Find each line holding "passive" and copy it out.

**ROWS**
>>
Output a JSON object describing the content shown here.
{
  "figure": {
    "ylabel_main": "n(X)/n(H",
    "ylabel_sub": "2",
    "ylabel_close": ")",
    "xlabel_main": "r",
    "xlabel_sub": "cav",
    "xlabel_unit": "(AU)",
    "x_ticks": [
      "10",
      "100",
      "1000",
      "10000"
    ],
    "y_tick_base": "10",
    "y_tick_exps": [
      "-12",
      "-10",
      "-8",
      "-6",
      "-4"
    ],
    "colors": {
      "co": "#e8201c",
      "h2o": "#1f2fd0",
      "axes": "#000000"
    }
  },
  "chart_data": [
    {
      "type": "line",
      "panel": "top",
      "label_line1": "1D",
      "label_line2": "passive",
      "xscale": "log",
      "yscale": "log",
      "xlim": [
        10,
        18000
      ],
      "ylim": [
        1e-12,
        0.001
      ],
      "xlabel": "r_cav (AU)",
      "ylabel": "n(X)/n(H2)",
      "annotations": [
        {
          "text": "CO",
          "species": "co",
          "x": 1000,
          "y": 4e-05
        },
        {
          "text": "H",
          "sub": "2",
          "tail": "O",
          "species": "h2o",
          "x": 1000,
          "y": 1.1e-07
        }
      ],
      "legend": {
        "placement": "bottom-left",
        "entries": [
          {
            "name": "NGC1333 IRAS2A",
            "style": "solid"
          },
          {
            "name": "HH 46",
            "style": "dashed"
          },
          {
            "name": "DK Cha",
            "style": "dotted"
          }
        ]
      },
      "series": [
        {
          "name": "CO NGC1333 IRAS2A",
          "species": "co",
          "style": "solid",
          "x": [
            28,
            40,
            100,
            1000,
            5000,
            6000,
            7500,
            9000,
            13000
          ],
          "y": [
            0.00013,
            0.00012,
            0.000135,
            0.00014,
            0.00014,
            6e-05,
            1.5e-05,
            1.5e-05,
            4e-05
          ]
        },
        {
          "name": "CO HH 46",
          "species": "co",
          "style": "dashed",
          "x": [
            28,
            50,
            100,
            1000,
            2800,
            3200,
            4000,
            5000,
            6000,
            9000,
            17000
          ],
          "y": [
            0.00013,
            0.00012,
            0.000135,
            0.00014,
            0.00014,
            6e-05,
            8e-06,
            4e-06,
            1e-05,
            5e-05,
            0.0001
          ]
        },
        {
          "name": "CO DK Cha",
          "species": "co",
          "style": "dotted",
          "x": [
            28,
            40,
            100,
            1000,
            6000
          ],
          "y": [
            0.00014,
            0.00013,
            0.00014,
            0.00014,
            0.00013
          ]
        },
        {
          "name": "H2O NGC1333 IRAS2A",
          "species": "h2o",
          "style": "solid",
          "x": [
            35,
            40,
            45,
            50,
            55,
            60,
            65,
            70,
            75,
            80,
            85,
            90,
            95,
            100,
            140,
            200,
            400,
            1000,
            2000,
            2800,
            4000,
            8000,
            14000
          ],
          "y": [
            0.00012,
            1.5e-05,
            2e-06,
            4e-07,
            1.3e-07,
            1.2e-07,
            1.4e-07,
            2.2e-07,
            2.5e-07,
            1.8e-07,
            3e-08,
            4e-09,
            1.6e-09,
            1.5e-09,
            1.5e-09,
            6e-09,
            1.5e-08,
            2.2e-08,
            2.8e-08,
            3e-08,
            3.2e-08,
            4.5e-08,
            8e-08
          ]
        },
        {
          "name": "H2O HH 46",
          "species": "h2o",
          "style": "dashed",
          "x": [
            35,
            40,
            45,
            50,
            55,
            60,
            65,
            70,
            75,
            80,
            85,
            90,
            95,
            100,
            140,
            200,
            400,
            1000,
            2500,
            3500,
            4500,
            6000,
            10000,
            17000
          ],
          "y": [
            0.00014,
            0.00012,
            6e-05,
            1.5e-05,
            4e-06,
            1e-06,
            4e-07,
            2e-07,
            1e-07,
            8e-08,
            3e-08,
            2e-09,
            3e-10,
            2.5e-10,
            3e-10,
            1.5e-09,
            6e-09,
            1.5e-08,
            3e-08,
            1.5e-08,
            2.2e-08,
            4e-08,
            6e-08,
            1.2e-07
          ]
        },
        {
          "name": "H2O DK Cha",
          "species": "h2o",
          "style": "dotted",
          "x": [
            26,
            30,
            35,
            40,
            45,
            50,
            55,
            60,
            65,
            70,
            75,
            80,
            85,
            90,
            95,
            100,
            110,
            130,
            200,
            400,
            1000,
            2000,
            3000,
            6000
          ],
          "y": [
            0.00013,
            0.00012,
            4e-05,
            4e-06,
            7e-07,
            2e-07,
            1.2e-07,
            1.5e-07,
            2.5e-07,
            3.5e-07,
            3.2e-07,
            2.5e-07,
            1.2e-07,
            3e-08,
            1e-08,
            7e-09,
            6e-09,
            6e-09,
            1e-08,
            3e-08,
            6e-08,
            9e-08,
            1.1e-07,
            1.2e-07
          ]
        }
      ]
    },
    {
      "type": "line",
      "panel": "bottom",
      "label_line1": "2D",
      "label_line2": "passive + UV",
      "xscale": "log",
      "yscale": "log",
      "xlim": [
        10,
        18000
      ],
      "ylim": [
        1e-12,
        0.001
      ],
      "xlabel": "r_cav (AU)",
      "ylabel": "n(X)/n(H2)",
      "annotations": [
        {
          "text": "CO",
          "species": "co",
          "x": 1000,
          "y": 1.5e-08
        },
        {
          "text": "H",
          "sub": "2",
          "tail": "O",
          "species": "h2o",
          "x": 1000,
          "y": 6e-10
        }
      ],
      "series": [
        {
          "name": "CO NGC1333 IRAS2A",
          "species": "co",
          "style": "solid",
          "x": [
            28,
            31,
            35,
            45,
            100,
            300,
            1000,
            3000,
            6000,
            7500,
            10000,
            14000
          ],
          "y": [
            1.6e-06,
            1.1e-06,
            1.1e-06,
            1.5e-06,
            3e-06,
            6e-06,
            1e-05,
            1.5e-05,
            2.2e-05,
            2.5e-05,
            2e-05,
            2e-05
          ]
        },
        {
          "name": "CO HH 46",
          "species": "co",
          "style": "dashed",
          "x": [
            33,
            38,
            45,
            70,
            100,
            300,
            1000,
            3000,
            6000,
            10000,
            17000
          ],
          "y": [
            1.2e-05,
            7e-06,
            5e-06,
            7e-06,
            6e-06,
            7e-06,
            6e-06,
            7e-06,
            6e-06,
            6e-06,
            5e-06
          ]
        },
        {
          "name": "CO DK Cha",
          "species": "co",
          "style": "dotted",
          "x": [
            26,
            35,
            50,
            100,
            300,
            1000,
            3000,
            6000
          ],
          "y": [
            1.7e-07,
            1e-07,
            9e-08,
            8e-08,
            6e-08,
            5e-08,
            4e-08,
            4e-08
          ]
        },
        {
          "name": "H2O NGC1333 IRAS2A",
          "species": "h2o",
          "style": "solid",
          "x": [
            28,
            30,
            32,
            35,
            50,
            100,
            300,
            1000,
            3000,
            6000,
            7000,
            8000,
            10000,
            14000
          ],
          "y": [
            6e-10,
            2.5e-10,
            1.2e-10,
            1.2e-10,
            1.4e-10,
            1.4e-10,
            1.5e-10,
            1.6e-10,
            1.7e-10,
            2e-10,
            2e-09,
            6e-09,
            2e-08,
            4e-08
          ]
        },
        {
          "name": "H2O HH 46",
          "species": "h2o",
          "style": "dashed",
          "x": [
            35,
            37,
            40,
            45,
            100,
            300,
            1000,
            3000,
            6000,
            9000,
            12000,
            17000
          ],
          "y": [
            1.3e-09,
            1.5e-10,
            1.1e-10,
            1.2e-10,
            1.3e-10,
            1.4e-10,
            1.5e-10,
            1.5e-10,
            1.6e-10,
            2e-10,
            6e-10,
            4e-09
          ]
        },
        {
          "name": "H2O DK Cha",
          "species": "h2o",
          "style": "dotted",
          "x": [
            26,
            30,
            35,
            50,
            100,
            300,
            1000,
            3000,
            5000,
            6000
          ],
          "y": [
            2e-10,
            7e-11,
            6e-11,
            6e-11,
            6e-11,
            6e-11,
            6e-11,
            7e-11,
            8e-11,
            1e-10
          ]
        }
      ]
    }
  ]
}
<<
**RESULT OF THIS TASK**
      "label_line2": "passive",
      "label_line2": "passive + UV",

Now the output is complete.